### Exercise objective
Below are the records; locate each line with the word "brilliance" and copy it.

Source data
━━━━━━━━━━━━━━━━━━━━━━━━━━━━━━

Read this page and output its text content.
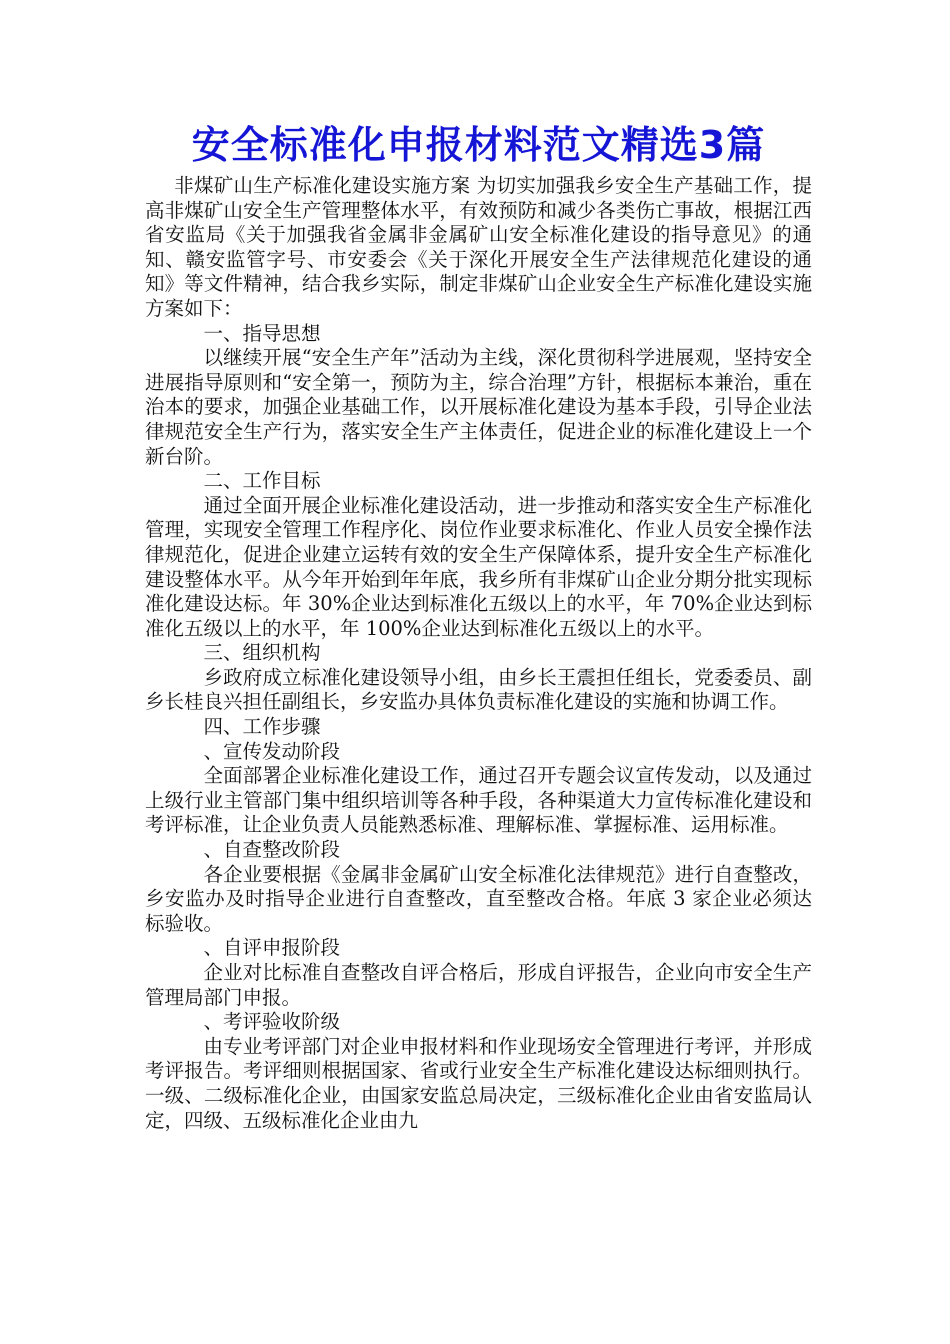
安全标准化申报材料范文精选3篇

非煤矿山生产标准化建设实施方案 为切实加强我乡安全生产基础工作，提高非煤矿山安全生产管理整体水平，有效预防和减少各类伤亡事故，根据江西省安监局《关于加强我省金属非金属矿山安全标准化建设的指导意见》的通知、赣安监管字号、市安委会《关于深化开展安全生产法律规范化建设的通知》等文件精神，结合我乡实际，制定非煤矿山企业安全生产标准化建设实施方案如下：

一、指导思想

以继续开展“安全生产年”活动为主线，深化贯彻科学进展观，坚持安全进展指导原则和“安全第一，预防为主，综合治理”方针，根据标本兼治，重在治本的要求，加强企业基础工作，以开展标准化建设为基本手段，引导企业法律规范安全生产行为，落实安全生产主体责任，促进企业的标准化建设上一个新台阶。

二、工作目标

通过全面开展企业标准化建设活动，进一步推动和落实安全生产标准化管理，实现安全管理工作程序化、岗位作业要求标准化、作业人员安全操作法律规范化，促进企业建立运转有效的安全生产保障体系，提升安全生产标准化建设整体水平。从今年开始到年年底，我乡所有非煤矿山企业分期分批实现标准化建设达标。年 30%企业达到标准化五级以上的水平，年 70%企业达到标准化五级以上的水平，年 100%企业达到标准化五级以上的水平。

三、组织机构

乡政府成立标准化建设领导小组，由乡长王震担任组长，党委委员、副乡长桂良兴担任副组长，乡安监办具体负责标准化建设的实施和协调工作。

四、工作步骤

、宣传发动阶段

全面部署企业标准化建设工作，通过召开专题会议宣传发动，以及通过上级行业主管部门集中组织培训等各种手段，各种渠道大力宣传标准化建设和考评标准，让企业负责人员能熟悉标准、理解标准、掌握标准、运用标准。

、自查整改阶段

各企业要根据《金属非金属矿山安全标准化法律规范》进行自查整改，乡安监办及时指导企业进行自查整改，直至整改合格。年底 3 家企业必须达标验收。

、自评申报阶段

企业对比标准自查整改自评合格后，形成自评报告，企业向市安全生产管理局部门申报。

、考评验收阶级

由专业考评部门对企业申报材料和作业现场安全管理进行考评，并形成考评报告。考评细则根据国家、省或行业安全生产标准化建设达标细则执行。一级、二级标准化企业，由国家安监总局决定，三级标准化企业由省安监局认定，四级、五级标准化企业由九
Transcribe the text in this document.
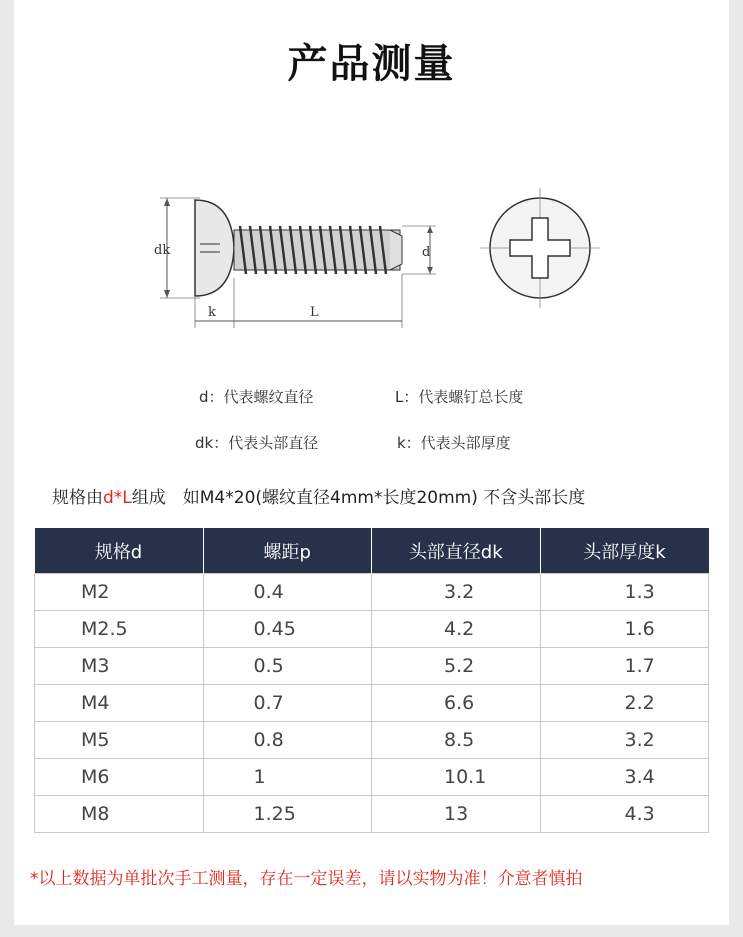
产品测量
dk	d
k	L
d：代表螺纹直径	L：代表螺钉总长度
dk：代表头部直径	k：代表头部厚度
规格由d*L组成　如M4*20(螺纹直径4mm*长度20mm) 不含头部长度
规格d	螺距p	头部直径dk	头部厚度k
M2	0.4	3.2	1.3
M2.5	0.45	4.2	1.6
M3	0.5	5.2	1.7
M4	0.7	6.6	2.2
M5	0.8	8.5	3.2
M6	1	10.1	3.4
M8	1.25	13	4.3
*以上数据为单批次手工测量，存在一定误差，请以实物为准！介意者慎拍
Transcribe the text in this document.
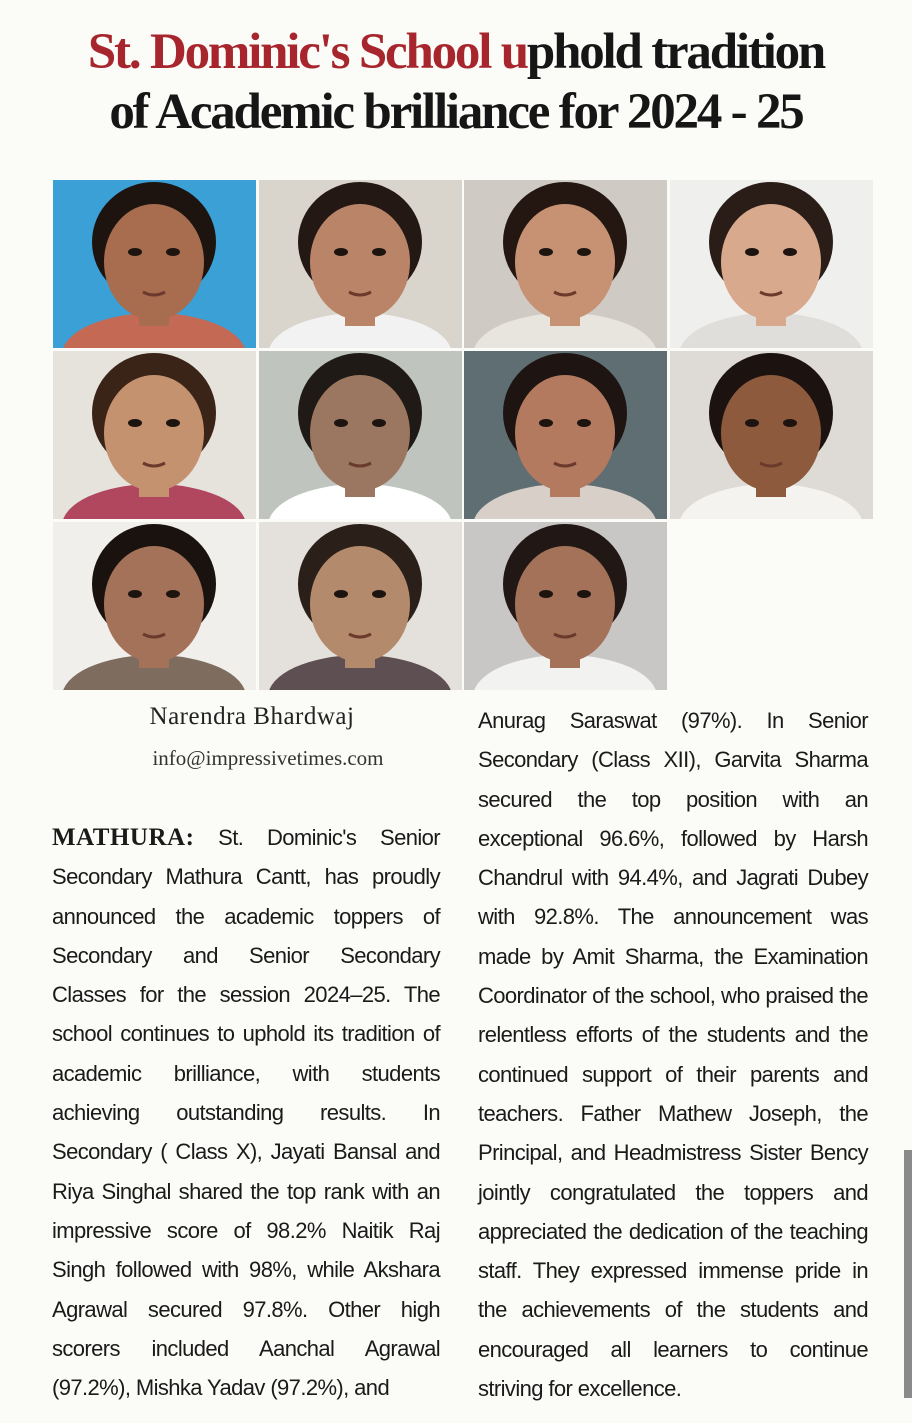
St. Dominic's School uphold tradition
of Academic brilliance for 2024 - 25
Narendra Bhardwaj
info@impressivetimes.com
MATHURA: St. Dominic's Senior Secondary Mathura Cantt, has proudly announced the academic toppers of Secondary and Senior Secondary Classes for the session 2024–25. The school continues to uphold its tradition of academic brilliance, with students achieving outstanding results. In Secondary ( Class X), Jayati Bansal and Riya Singhal shared the top rank with an impressive score of 98.2% Naitik Raj Singh followed with 98%, while Akshara Agrawal secured 97.8%. Other high scorers included Aanchal Agrawal (97.2%), Mishka Yadav (97.2%), and
Anurag Saraswat (97%). In Senior Secondary (Class XII), Garvita Sharma secured the top position with an exceptional 96.6%, followed by Harsh Chandrul with 94.4%, and Jagrati Dubey with 92.8%. The announcement was made by Amit Sharma, the Examination Coordinator of the school, who praised the relentless efforts of the students and the continued support of their parents and teachers. Father Mathew Joseph, the Principal, and Headmistress Sister Bency jointly congratulated the toppers and appreciated the dedication of the teaching staff. They expressed immense pride in the achievements of the students and encouraged all learners to continue striving for excellence.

━━━━━━━━━━━━━━━━━━━━━━━━━━━━━━

### Response to the exercise
of Academic brilliance for 2024 - 25
MATHURA: St. Dominic's Senior Secondary Mathura Cantt, has proudly announced the academic toppers of Secondary and Senior Secondary Classes for the session 2024–25. The school continues to uphold its tradition of academic brilliance, with students achieving outstanding results. In Secondary ( Class X), Jayati Bansal and Riya Singhal shared the top rank with an impressive score of 98.2% Naitik Raj Singh followed with 98%, while Akshara Agrawal secured 97.8%. Other high scorers included Aanchal Agrawal (97.2%), Mishka Yadav (97.2%), and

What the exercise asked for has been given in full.